> **Task instructions**
Gather all lines with "text" from the records.

> **Data for this exercise**
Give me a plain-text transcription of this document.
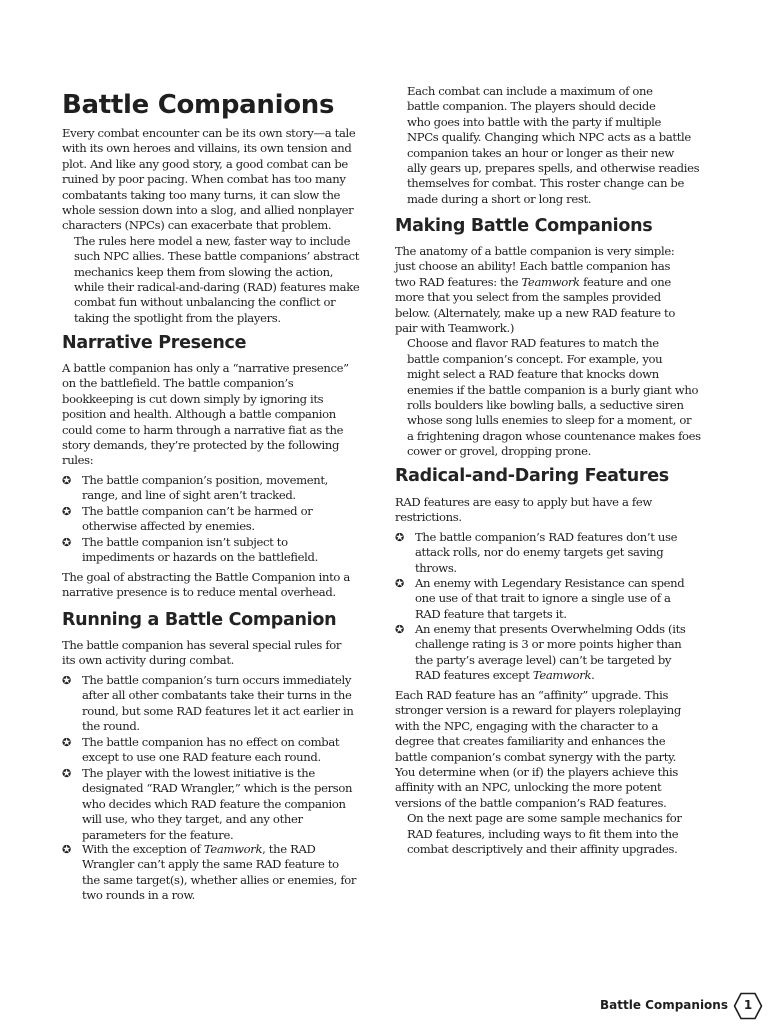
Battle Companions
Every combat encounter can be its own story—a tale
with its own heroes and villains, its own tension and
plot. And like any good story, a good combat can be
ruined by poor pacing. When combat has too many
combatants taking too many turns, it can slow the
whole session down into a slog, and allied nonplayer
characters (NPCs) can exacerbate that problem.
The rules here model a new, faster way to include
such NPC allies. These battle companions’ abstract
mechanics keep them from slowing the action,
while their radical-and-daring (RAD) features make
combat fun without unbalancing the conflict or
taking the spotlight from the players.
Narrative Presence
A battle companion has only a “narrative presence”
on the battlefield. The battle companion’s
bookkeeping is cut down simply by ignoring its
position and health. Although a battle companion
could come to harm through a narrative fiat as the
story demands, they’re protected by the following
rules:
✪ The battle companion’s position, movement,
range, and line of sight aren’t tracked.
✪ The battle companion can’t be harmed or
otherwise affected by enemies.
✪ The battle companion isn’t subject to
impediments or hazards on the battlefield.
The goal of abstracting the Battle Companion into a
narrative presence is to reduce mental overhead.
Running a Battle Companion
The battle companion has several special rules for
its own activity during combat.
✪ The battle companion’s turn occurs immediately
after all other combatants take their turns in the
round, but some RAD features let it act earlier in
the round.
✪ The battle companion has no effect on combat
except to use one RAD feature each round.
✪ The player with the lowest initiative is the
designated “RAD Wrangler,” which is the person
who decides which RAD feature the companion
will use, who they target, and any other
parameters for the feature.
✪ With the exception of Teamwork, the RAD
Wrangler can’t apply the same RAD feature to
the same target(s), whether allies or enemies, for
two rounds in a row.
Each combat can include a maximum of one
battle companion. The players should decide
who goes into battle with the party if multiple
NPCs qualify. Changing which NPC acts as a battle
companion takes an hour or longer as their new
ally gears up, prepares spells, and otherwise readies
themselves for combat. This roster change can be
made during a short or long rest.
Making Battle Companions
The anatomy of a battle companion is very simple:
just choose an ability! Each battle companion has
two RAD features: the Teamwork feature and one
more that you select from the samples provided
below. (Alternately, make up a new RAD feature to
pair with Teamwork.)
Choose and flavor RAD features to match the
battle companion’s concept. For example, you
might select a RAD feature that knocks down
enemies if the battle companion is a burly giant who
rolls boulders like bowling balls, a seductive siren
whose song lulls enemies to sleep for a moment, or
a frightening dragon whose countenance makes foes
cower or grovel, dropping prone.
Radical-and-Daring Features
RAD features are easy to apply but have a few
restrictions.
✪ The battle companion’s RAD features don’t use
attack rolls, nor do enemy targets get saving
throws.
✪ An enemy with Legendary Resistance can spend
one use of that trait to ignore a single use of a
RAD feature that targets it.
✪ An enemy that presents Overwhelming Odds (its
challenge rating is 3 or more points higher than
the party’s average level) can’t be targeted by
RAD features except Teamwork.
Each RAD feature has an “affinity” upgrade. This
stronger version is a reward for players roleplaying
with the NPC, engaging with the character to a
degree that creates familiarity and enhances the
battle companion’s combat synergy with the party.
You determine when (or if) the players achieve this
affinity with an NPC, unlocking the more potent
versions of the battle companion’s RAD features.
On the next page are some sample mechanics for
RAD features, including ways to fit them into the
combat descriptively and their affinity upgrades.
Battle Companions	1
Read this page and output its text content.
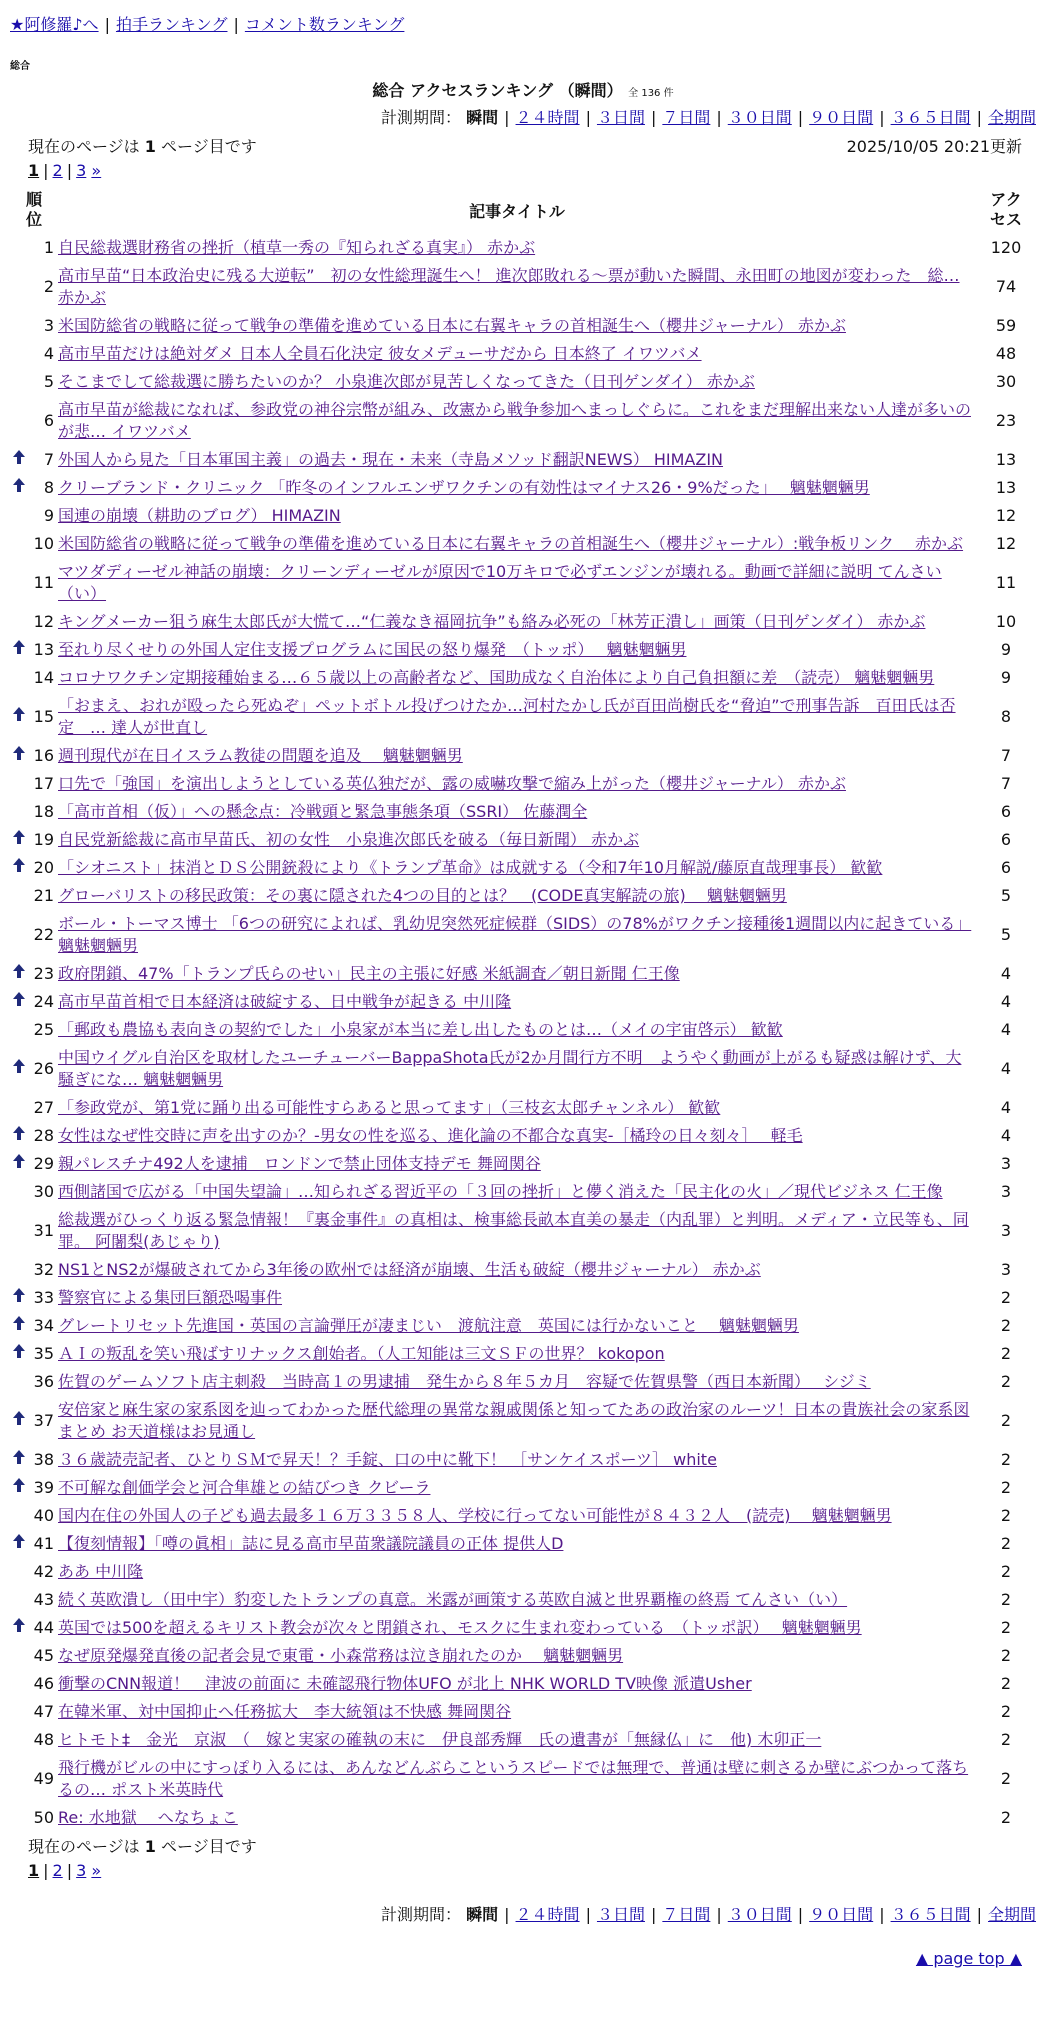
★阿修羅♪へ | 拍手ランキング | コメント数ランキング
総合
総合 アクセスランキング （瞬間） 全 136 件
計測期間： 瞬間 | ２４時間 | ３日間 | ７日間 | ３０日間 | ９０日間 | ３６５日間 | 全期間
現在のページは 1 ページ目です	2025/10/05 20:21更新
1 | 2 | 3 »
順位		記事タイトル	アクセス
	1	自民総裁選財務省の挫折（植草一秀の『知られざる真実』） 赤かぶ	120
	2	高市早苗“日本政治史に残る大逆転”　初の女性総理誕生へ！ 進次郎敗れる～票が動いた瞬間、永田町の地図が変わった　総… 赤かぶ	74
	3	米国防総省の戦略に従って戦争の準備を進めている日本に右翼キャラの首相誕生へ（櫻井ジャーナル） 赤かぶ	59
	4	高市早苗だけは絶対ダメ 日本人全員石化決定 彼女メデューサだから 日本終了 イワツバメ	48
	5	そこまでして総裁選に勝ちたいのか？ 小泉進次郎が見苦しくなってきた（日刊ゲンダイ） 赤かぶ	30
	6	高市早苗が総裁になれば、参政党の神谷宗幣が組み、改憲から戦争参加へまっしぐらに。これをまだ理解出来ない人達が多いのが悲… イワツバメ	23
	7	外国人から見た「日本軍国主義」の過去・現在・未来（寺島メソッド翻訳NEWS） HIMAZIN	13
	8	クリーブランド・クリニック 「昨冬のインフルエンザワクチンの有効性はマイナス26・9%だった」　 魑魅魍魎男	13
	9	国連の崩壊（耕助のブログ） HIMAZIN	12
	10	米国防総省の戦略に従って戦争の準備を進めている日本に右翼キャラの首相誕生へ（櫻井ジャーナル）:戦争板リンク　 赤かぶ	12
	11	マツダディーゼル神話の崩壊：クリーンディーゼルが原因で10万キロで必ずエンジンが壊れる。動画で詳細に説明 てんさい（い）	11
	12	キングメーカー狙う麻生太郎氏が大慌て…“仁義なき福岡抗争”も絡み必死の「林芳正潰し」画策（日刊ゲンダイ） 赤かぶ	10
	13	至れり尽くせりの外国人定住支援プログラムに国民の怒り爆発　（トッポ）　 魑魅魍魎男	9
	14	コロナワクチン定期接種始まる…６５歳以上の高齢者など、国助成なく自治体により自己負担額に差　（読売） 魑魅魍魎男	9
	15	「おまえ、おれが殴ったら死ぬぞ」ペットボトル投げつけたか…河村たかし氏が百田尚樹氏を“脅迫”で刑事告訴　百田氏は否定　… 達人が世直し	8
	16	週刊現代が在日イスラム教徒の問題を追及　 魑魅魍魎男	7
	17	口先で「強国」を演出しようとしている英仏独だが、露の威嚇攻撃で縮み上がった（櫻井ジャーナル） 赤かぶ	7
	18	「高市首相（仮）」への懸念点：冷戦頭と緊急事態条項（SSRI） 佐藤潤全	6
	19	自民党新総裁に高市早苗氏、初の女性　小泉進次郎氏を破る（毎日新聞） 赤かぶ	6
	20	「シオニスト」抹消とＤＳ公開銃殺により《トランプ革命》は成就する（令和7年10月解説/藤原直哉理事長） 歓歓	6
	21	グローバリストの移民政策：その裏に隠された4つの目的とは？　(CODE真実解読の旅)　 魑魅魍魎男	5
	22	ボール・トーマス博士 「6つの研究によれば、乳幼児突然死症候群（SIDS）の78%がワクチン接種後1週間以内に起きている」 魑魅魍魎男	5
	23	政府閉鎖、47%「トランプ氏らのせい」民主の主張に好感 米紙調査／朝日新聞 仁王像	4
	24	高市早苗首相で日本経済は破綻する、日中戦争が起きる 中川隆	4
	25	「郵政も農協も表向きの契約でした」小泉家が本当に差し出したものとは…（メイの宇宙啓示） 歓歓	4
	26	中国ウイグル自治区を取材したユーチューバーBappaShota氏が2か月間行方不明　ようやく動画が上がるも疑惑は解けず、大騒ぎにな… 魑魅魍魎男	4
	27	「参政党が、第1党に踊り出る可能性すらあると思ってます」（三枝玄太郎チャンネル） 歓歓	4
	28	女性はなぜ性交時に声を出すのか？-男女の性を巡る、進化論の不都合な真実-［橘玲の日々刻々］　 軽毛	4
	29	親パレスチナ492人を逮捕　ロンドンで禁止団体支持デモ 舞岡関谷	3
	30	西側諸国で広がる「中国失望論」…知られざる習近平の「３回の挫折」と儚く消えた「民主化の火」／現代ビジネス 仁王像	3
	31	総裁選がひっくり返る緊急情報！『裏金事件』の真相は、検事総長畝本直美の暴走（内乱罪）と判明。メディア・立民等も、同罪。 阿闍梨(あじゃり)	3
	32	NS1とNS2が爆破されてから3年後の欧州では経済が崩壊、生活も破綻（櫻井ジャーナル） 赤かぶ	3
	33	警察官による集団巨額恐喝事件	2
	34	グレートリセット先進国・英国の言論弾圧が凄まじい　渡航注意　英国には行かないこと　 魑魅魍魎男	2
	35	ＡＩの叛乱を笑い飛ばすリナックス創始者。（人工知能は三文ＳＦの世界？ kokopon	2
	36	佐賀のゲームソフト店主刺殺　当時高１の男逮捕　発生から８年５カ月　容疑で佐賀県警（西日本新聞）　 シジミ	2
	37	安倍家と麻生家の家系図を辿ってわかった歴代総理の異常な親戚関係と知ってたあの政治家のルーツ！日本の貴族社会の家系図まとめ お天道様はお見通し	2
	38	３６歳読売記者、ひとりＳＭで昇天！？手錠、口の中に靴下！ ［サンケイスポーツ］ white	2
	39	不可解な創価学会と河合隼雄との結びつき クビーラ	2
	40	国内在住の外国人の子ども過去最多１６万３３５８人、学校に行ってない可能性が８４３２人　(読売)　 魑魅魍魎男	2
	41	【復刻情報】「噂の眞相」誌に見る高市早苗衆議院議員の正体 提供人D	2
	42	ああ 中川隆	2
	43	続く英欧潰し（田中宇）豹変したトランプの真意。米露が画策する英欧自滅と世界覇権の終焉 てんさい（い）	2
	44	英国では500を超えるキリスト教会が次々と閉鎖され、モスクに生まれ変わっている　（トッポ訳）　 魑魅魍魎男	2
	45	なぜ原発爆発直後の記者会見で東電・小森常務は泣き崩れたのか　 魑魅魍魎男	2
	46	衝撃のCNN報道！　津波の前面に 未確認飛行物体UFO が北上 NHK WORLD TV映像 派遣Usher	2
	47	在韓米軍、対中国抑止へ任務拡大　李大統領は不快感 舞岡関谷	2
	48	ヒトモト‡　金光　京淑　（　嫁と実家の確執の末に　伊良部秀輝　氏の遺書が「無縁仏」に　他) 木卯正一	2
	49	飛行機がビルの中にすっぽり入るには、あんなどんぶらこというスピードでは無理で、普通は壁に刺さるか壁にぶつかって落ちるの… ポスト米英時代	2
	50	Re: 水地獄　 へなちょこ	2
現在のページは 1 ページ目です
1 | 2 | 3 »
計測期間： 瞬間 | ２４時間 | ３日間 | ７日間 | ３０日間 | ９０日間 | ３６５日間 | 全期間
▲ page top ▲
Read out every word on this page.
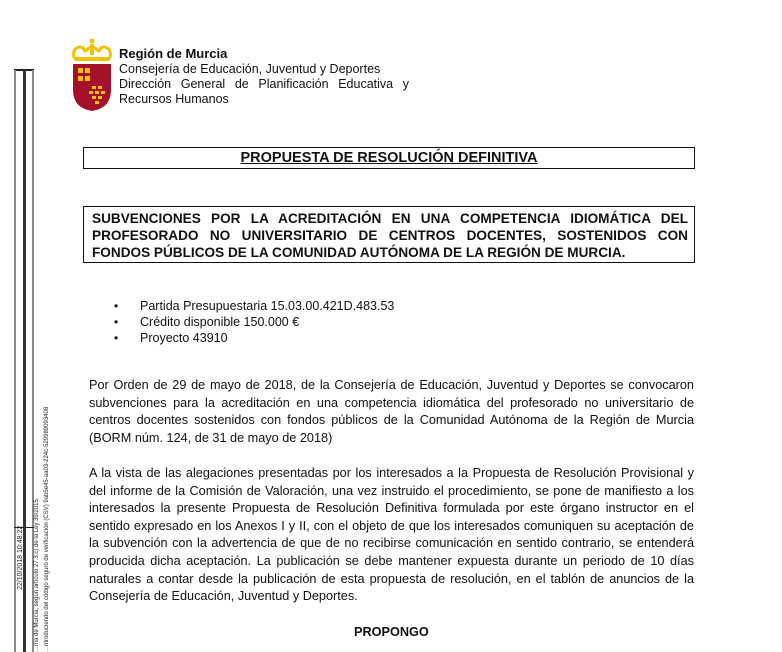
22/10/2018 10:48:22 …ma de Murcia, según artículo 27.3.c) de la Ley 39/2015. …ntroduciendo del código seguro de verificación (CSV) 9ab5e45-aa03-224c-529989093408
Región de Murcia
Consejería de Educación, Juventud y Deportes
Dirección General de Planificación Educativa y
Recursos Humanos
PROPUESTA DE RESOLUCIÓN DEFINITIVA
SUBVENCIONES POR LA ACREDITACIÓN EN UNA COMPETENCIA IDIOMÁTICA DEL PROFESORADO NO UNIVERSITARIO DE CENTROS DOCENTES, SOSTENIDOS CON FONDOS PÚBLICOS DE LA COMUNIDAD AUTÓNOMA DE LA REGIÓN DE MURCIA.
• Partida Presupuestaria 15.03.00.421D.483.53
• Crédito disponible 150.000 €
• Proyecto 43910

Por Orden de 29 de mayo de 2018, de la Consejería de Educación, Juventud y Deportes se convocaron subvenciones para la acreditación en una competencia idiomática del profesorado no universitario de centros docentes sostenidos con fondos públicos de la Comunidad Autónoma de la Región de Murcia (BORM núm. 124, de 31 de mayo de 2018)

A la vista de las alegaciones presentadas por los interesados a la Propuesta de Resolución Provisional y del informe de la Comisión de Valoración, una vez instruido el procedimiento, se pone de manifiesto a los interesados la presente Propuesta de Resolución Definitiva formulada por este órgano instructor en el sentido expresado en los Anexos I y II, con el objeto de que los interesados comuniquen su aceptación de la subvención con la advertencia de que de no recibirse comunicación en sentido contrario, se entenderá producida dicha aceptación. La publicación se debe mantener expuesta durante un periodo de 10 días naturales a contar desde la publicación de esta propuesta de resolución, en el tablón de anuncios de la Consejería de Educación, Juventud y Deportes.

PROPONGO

> **Written answer**
Give me a plain-text transcription of this document.
Read this page and output its text content.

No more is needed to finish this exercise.